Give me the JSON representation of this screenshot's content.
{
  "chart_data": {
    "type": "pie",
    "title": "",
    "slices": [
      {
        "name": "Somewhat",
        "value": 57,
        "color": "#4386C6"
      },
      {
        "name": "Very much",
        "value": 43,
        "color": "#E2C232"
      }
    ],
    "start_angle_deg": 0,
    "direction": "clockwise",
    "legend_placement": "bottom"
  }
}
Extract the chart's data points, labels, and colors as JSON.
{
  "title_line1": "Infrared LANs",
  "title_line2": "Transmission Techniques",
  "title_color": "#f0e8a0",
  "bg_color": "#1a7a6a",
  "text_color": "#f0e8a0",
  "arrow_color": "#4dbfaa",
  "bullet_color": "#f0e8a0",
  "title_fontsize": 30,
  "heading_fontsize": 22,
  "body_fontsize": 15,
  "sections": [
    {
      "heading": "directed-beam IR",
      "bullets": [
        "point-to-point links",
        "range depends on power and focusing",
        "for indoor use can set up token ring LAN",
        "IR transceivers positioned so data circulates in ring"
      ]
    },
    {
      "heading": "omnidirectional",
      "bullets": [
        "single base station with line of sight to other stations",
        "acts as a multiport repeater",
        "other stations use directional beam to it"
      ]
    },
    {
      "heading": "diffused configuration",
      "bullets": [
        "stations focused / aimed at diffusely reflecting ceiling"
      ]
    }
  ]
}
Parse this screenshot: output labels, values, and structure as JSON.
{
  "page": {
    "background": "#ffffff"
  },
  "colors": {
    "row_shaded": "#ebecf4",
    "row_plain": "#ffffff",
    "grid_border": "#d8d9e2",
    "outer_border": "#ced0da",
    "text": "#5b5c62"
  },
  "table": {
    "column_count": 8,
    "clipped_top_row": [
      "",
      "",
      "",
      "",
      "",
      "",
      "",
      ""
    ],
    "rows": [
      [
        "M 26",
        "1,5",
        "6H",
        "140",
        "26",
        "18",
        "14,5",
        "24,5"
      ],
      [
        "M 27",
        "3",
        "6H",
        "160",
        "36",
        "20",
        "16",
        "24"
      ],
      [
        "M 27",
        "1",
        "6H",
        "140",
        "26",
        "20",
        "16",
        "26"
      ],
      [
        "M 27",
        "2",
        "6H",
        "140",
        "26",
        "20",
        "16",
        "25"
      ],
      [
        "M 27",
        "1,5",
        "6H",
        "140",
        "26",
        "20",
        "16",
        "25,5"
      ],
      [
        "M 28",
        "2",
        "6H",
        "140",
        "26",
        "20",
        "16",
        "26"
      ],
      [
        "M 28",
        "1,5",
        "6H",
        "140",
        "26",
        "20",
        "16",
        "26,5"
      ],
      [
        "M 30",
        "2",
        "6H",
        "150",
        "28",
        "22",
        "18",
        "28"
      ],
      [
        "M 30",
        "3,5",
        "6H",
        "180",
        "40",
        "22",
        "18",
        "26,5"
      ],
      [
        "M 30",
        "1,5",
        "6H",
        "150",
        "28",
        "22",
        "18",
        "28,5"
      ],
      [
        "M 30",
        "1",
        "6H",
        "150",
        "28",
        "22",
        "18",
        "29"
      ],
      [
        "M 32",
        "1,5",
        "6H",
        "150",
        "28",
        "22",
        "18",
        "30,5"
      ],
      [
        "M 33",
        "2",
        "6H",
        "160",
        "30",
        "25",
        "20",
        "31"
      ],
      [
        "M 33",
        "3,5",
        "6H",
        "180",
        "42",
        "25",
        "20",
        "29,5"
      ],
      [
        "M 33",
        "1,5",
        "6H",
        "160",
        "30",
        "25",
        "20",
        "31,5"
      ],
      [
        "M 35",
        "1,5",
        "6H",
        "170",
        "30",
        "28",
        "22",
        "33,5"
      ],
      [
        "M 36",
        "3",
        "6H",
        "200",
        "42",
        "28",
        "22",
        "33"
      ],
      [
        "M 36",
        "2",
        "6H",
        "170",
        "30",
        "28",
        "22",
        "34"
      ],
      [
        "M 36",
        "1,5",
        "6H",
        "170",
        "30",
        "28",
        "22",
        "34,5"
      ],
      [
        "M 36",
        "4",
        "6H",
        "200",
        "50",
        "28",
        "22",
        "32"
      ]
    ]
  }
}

------------------------------

**Problem to solve:**
Transcribe each entry exactly.

**Reply:**
Give me the JSON representation of this screenshot's content.
{
  "chart_data": {
    "type": "pie",
    "title": "",
    "slices": [
      {
        "name": "Somewhat",
        "value": 57,
        "color": "#4386C6"
      },
      {
        "name": "Very much",
        "value": 43,
        "color": "#E2C232"
      }
    ],
    "start_angle_deg": 0,
    "direction": "clockwise",
    "legend_placement": "bottom"
  }
}
Extract the chart's data points, labels, and colors as JSON.
{
  "title_line1": "Infrared LANs",
  "title_line2": "Transmission Techniques",
  "title_color": "#f0e8a0",
  "bg_color": "#1a7a6a",
  "text_color": "#f0e8a0",
  "arrow_color": "#4dbfaa",
  "bullet_color": "#f0e8a0",
  "title_fontsize": 30,
  "heading_fontsize": 22,
  "body_fontsize": 15,
  "sections": [
    {
      "heading": "directed-beam IR",
      "bullets": [
        "point-to-point links",
        "range depends on power and focusing",
        "for indoor use can set up token ring LAN",
        "IR transceivers positioned so data circulates in ring"
      ]
    },
    {
      "heading": "omnidirectional",
      "bullets": [
        "single base station with line of sight to other stations",
        "acts as a multiport repeater",
        "other stations use directional beam to it"
      ]
    },
    {
      "heading": "diffused configuration",
      "bullets": [
        "stations focused / aimed at diffusely reflecting ceiling"
      ]
    }
  ]
}
Parse this screenshot: output labels, values, and structure as JSON.
{
  "page": {
    "background": "#ffffff"
  },
  "colors": {
    "row_shaded": "#ebecf4",
    "row_plain": "#ffffff",
    "grid_border": "#d8d9e2",
    "outer_border": "#ced0da",
    "text": "#5b5c62"
  },
  "table": {
    "column_count": 8,
    "clipped_top_row": [
      "",
      "",
      "",
      "",
      "",
      "",
      "",
      ""
    ],
    "rows": [
      [
        "M 26",
        "1,5",
        "6H",
        "140",
        "26",
        "18",
        "14,5",
        "24,5"
      ],
      [
        "M 27",
        "3",
        "6H",
        "160",
        "36",
        "20",
        "16",
        "24"
      ],
      [
        "M 27",
        "1",
        "6H",
        "140",
        "26",
        "20",
        "16",
        "26"
      ],
      [
        "M 27",
        "2",
        "6H",
        "140",
        "26",
        "20",
        "16",
        "25"
      ],
      [
        "M 27",
        "1,5",
        "6H",
        "140",
        "26",
        "20",
        "16",
        "25,5"
      ],
      [
        "M 28",
        "2",
        "6H",
        "140",
        "26",
        "20",
        "16",
        "26"
      ],
      [
        "M 28",
        "1,5",
        "6H",
        "140",
        "26",
        "20",
        "16",
        "26,5"
      ],
      [
        "M 30",
        "2",
        "6H",
        "150",
        "28",
        "22",
        "18",
        "28"
      ],
      [
        "M 30",
        "3,5",
        "6H",
        "180",
        "40",
        "22",
        "18",
        "26,5"
      ],
      [
        "M 30",
        "1,5",
        "6H",
        "150",
        "28",
        "22",
        "18",
        "28,5"
      ],
      [
        "M 30",
        "1",
        "6H",
        "150",
        "28",
        "22",
        "18",
        "29"
      ],
      [
        "M 32",
        "1,5",
        "6H",
        "150",
        "28",
        "22",
        "18",
        "30,5"
      ],
      [
        "M 33",
        "2",
        "6H",
        "160",
        "30",
        "25",
        "20",
        "31"
      ],
      [
        "M 33",
        "3,5",
        "6H",
        "180",
        "42",
        "25",
        "20",
        "29,5"
      ],
      [
        "M 33",
        "1,5",
        "6H",
        "160",
        "30",
        "25",
        "20",
        "31,5"
      ],
      [
        "M 35",
        "1,5",
        "6H",
        "170",
        "30",
        "28",
        "22",
        "33,5"
      ],
      [
        "M 36",
        "3",
        "6H",
        "200",
        "42",
        "28",
        "22",
        "33"
      ],
      [
        "M 36",
        "2",
        "6H",
        "170",
        "30",
        "28",
        "22",
        "34"
      ],
      [
        "M 36",
        "1,5",
        "6H",
        "170",
        "30",
        "28",
        "22",
        "34,5"
      ],
      [
        "M 36",
        "4",
        "6H",
        "200",
        "50",
        "28",
        "22",
        "32"
      ]
    ]
  }
}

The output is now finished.